**Short exercise:**
Your task is to copy the listing exactly, with the pictures left out.

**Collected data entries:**
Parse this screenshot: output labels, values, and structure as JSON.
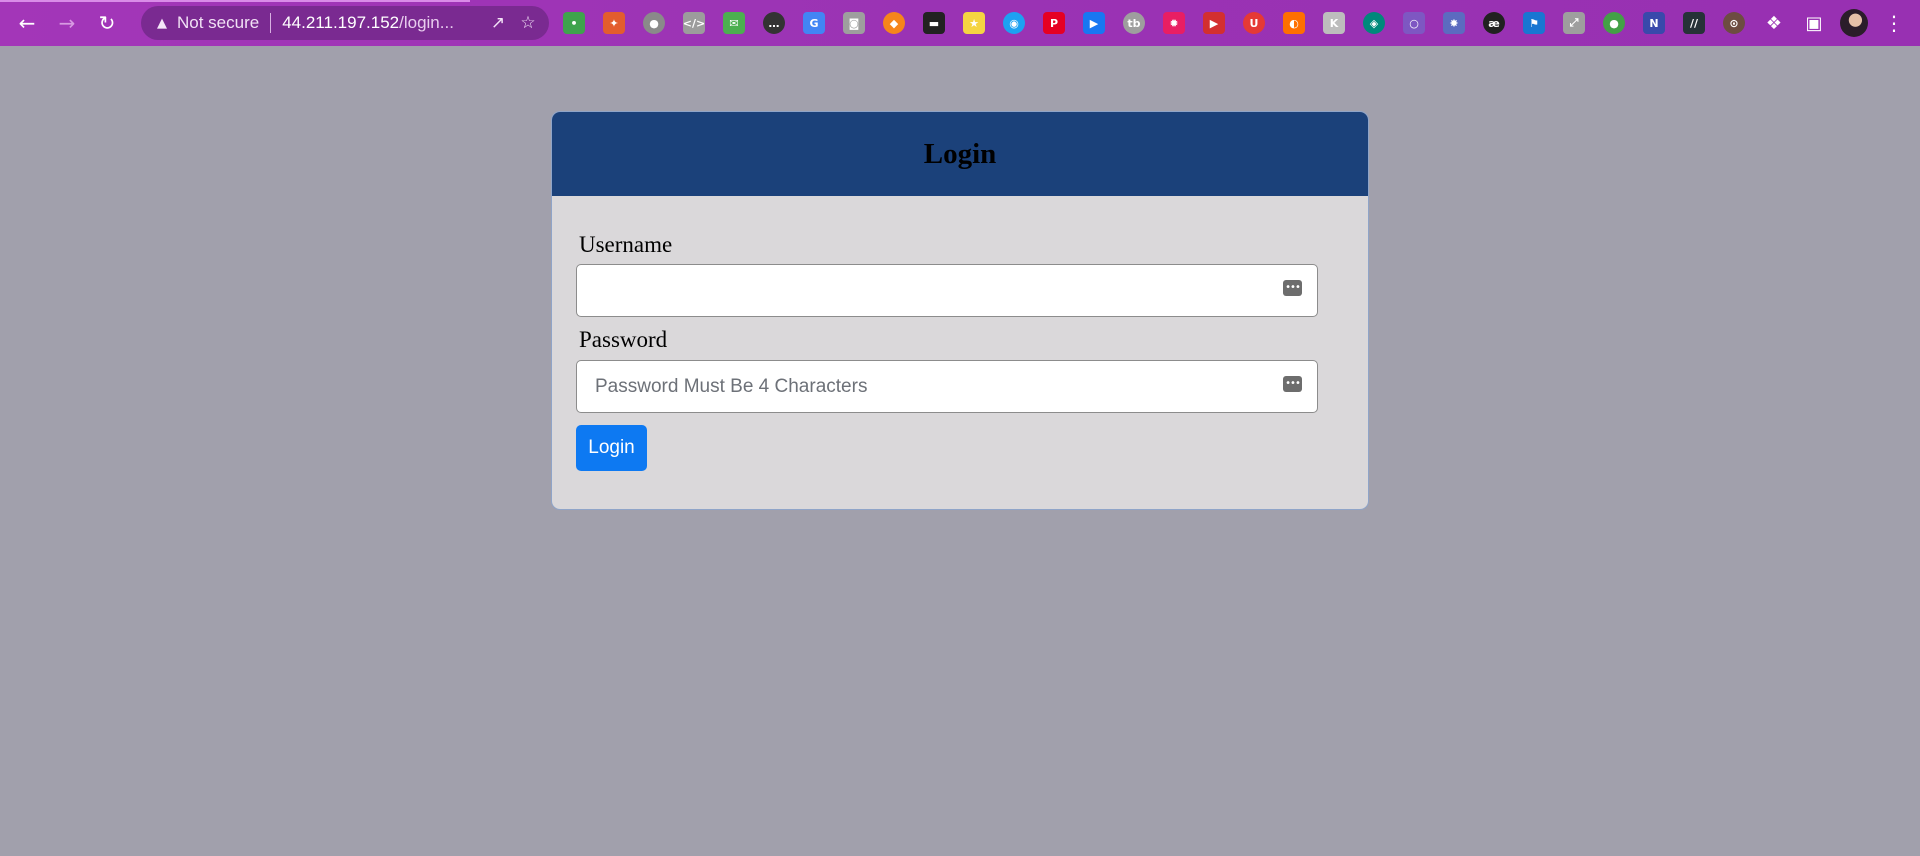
{
  "browser": {
    "back_icon": "←",
    "forward_icon": "→",
    "reload_icon": "↻",
    "warning_icon": "▲",
    "security_label": "Not secure",
    "url_host": "44.211.197.152",
    "url_path": "/login...",
    "share_icon": "↗",
    "star_icon": "☆",
    "extensions_icon": "❖",
    "side_panel_icon": "▣",
    "menu_icon": "⋮",
    "accent_color": "#a336b8",
    "extensions": [
      {
        "name": "ext-1-icon",
        "glyph": "•",
        "color": "#3fa34d"
      },
      {
        "name": "ext-2-icon",
        "glyph": "✦",
        "color": "#e35d2e"
      },
      {
        "name": "ext-3-icon",
        "glyph": "●",
        "color": "#8a8a8a"
      },
      {
        "name": "ext-4-icon",
        "glyph": "</>",
        "color": "#9c9c9c"
      },
      {
        "name": "ext-5-icon",
        "glyph": "✉",
        "color": "#4caf50"
      },
      {
        "name": "ext-6-icon",
        "glyph": "…",
        "color": "#333333"
      },
      {
        "name": "ext-7-icon",
        "glyph": "G",
        "color": "#4285f4"
      },
      {
        "name": "ext-8-icon",
        "glyph": "◙",
        "color": "#9e9e9e"
      },
      {
        "name": "ext-9-icon",
        "glyph": "◆",
        "color": "#f6851b"
      },
      {
        "name": "ext-10-icon",
        "glyph": "▬",
        "color": "#222222"
      },
      {
        "name": "ext-11-icon",
        "glyph": "★",
        "color": "#f5d442"
      },
      {
        "name": "ext-12-icon",
        "glyph": "◉",
        "color": "#1da1f2"
      },
      {
        "name": "ext-13-icon",
        "glyph": "P",
        "color": "#e60023"
      },
      {
        "name": "ext-14-icon",
        "glyph": "▶",
        "color": "#1877f2"
      },
      {
        "name": "ext-15-icon",
        "glyph": "tb",
        "color": "#9e9e9e"
      },
      {
        "name": "ext-16-icon",
        "glyph": "✹",
        "color": "#e91e63"
      },
      {
        "name": "ext-17-icon",
        "glyph": "▶",
        "color": "#d32f2f"
      },
      {
        "name": "ext-18-icon",
        "glyph": "U",
        "color": "#e53935"
      },
      {
        "name": "ext-19-icon",
        "glyph": "◐",
        "color": "#ff6f00"
      },
      {
        "name": "ext-20-icon",
        "glyph": "K",
        "color": "#bdbdbd"
      },
      {
        "name": "ext-21-icon",
        "glyph": "◈",
        "color": "#00897b"
      },
      {
        "name": "ext-22-icon",
        "glyph": "○",
        "color": "#7e57c2"
      },
      {
        "name": "ext-23-icon",
        "glyph": "✸",
        "color": "#5c6bc0"
      },
      {
        "name": "ext-24-icon",
        "glyph": "æ",
        "color": "#212121"
      },
      {
        "name": "ext-25-icon",
        "glyph": "⚑",
        "color": "#1976d2"
      },
      {
        "name": "ext-26-icon",
        "glyph": "⤢",
        "color": "#9e9e9e"
      },
      {
        "name": "ext-27-icon",
        "glyph": "●",
        "color": "#43a047"
      },
      {
        "name": "ext-28-icon",
        "glyph": "N",
        "color": "#3949ab"
      },
      {
        "name": "ext-29-icon",
        "glyph": "//",
        "color": "#263238"
      },
      {
        "name": "ext-30-icon",
        "glyph": "⊙",
        "color": "#6d4c41"
      }
    ]
  },
  "login": {
    "title": "Login",
    "header_color": "#1b417a",
    "username_label": "Username",
    "username_value": "",
    "username_placeholder": "",
    "password_label": "Password",
    "password_value": "",
    "password_placeholder": "Password Must Be 4 Characters",
    "password_manager_icon": "•••",
    "submit_label": "Login",
    "submit_color": "#0d79f2"
  }
}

**Output:**
Parse this screenshot: output labels, values, and structure as JSON.
{
  "browser": {
    "back_icon": "←",
    "forward_icon": "→",
    "reload_icon": "↻",
    "warning_icon": "▲",
    "security_label": "Not secure",
    "url_host": "44.211.197.152",
    "url_path": "/login...",
    "share_icon": "↗",
    "star_icon": "☆",
    "extensions_icon": "❖",
    "side_panel_icon": "▣",
    "menu_icon": "⋮",
    "accent_color": "#a336b8",
    "extensions": [
      {
        "name": "ext-1-icon",
        "glyph": "•",
        "color": "#3fa34d"
      },
      {
        "name": "ext-2-icon",
        "glyph": "✦",
        "color": "#e35d2e"
      },
      {
        "name": "ext-3-icon",
        "glyph": "●",
        "color": "#8a8a8a"
      },
      {
        "name": "ext-4-icon",
        "glyph": "</>",
        "color": "#9c9c9c"
      },
      {
        "name": "ext-5-icon",
        "glyph": "✉",
        "color": "#4caf50"
      },
      {
        "name": "ext-6-icon",
        "glyph": "…",
        "color": "#333333"
      },
      {
        "name": "ext-7-icon",
        "glyph": "G",
        "color": "#4285f4"
      },
      {
        "name": "ext-8-icon",
        "glyph": "◙",
        "color": "#9e9e9e"
      },
      {
        "name": "ext-9-icon",
        "glyph": "◆",
        "color": "#f6851b"
      },
      {
        "name": "ext-10-icon",
        "glyph": "▬",
        "color": "#222222"
      },
      {
        "name": "ext-11-icon",
        "glyph": "★",
        "color": "#f5d442"
      },
      {
        "name": "ext-12-icon",
        "glyph": "◉",
        "color": "#1da1f2"
      },
      {
        "name": "ext-13-icon",
        "glyph": "P",
        "color": "#e60023"
      },
      {
        "name": "ext-14-icon",
        "glyph": "▶",
        "color": "#1877f2"
      },
      {
        "name": "ext-15-icon",
        "glyph": "tb",
        "color": "#9e9e9e"
      },
      {
        "name": "ext-16-icon",
        "glyph": "✹",
        "color": "#e91e63"
      },
      {
        "name": "ext-17-icon",
        "glyph": "▶",
        "color": "#d32f2f"
      },
      {
        "name": "ext-18-icon",
        "glyph": "U",
        "color": "#e53935"
      },
      {
        "name": "ext-19-icon",
        "glyph": "◐",
        "color": "#ff6f00"
      },
      {
        "name": "ext-20-icon",
        "glyph": "K",
        "color": "#bdbdbd"
      },
      {
        "name": "ext-21-icon",
        "glyph": "◈",
        "color": "#00897b"
      },
      {
        "name": "ext-22-icon",
        "glyph": "○",
        "color": "#7e57c2"
      },
      {
        "name": "ext-23-icon",
        "glyph": "✸",
        "color": "#5c6bc0"
      },
      {
        "name": "ext-24-icon",
        "glyph": "æ",
        "color": "#212121"
      },
      {
        "name": "ext-25-icon",
        "glyph": "⚑",
        "color": "#1976d2"
      },
      {
        "name": "ext-26-icon",
        "glyph": "⤢",
        "color": "#9e9e9e"
      },
      {
        "name": "ext-27-icon",
        "glyph": "●",
        "color": "#43a047"
      },
      {
        "name": "ext-28-icon",
        "glyph": "N",
        "color": "#3949ab"
      },
      {
        "name": "ext-29-icon",
        "glyph": "//",
        "color": "#263238"
      },
      {
        "name": "ext-30-icon",
        "glyph": "⊙",
        "color": "#6d4c41"
      }
    ]
  },
  "login": {
    "title": "Login",
    "header_color": "#1b417a",
    "username_label": "Username",
    "username_value": "",
    "username_placeholder": "",
    "password_label": "Password",
    "password_value": "",
    "password_placeholder": "Password Must Be 4 Characters",
    "password_manager_icon": "•••",
    "submit_label": "Login",
    "submit_color": "#0d79f2"
  }
}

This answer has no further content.